» Given problem
Please output every line of the material as it stands, without the pictures.

** start of Listed entries **

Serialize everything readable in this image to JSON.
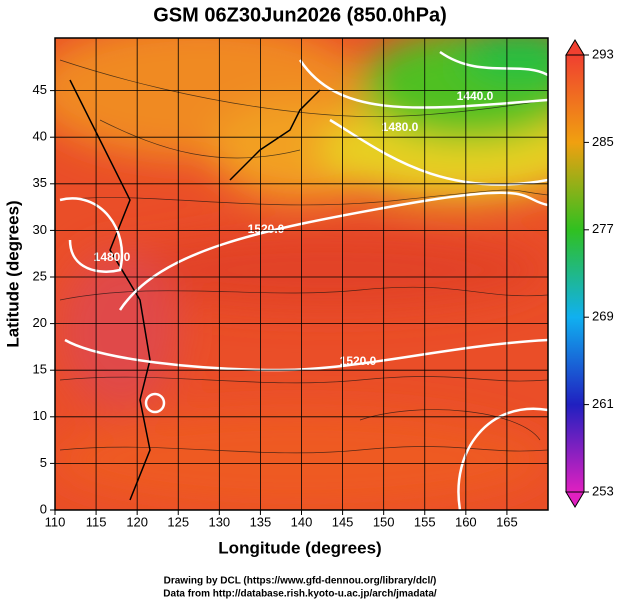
{
  "chart_data": {
    "type": "map",
    "title": "GSM 06Z30Jun2026 (850.0hPa)",
    "x_label": "Longitude (degrees)",
    "y_label": "Latitude  (degrees)",
    "xlim": [
      110,
      170
    ],
    "xticks": [
      110,
      115,
      120,
      125,
      130,
      135,
      140,
      145,
      150,
      155,
      160,
      165
    ],
    "ylim": [
      0,
      50
    ],
    "yticks": [
      0,
      5,
      10,
      15,
      20,
      25,
      30,
      35,
      40,
      45
    ],
    "grid": true,
    "colorbar": {
      "lim": [
        253,
        293
      ],
      "ticks": [
        253,
        261,
        269,
        277,
        285,
        293
      ]
    },
    "contour_labels": [
      "1440.0",
      "1480.0",
      "1520.0",
      "1480.0",
      "1520.0"
    ]
  },
  "credits": [
    "Drawing by DCL (https://www.gfd-dennou.org/library/dcl/)",
    "Data from http://database.rish.kyoto-u.ac.jp/arch/jmadata/"
  ]
}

** end of Listed entries **

» Written solution
Serialize everything readable in this image to JSON.
{
  "chart_data": {
    "type": "map",
    "title": "GSM 06Z30Jun2026 (850.0hPa)",
    "x_label": "Longitude (degrees)",
    "y_label": "Latitude  (degrees)",
    "xlim": [
      110,
      170
    ],
    "xticks": [
      110,
      115,
      120,
      125,
      130,
      135,
      140,
      145,
      150,
      155,
      160,
      165
    ],
    "ylim": [
      0,
      50
    ],
    "yticks": [
      0,
      5,
      10,
      15,
      20,
      25,
      30,
      35,
      40,
      45
    ],
    "grid": true,
    "colorbar": {
      "lim": [
        253,
        293
      ],
      "ticks": [
        253,
        261,
        269,
        277,
        285,
        293
      ]
    },
    "contour_labels": [
      "1440.0",
      "1480.0",
      "1520.0",
      "1480.0",
      "1520.0"
    ]
  },
  "credits": [
    "Drawing by DCL (https://www.gfd-dennou.org/library/dcl/)",
    "Data from http://database.rish.kyoto-u.ac.jp/arch/jmadata/"
  ]
}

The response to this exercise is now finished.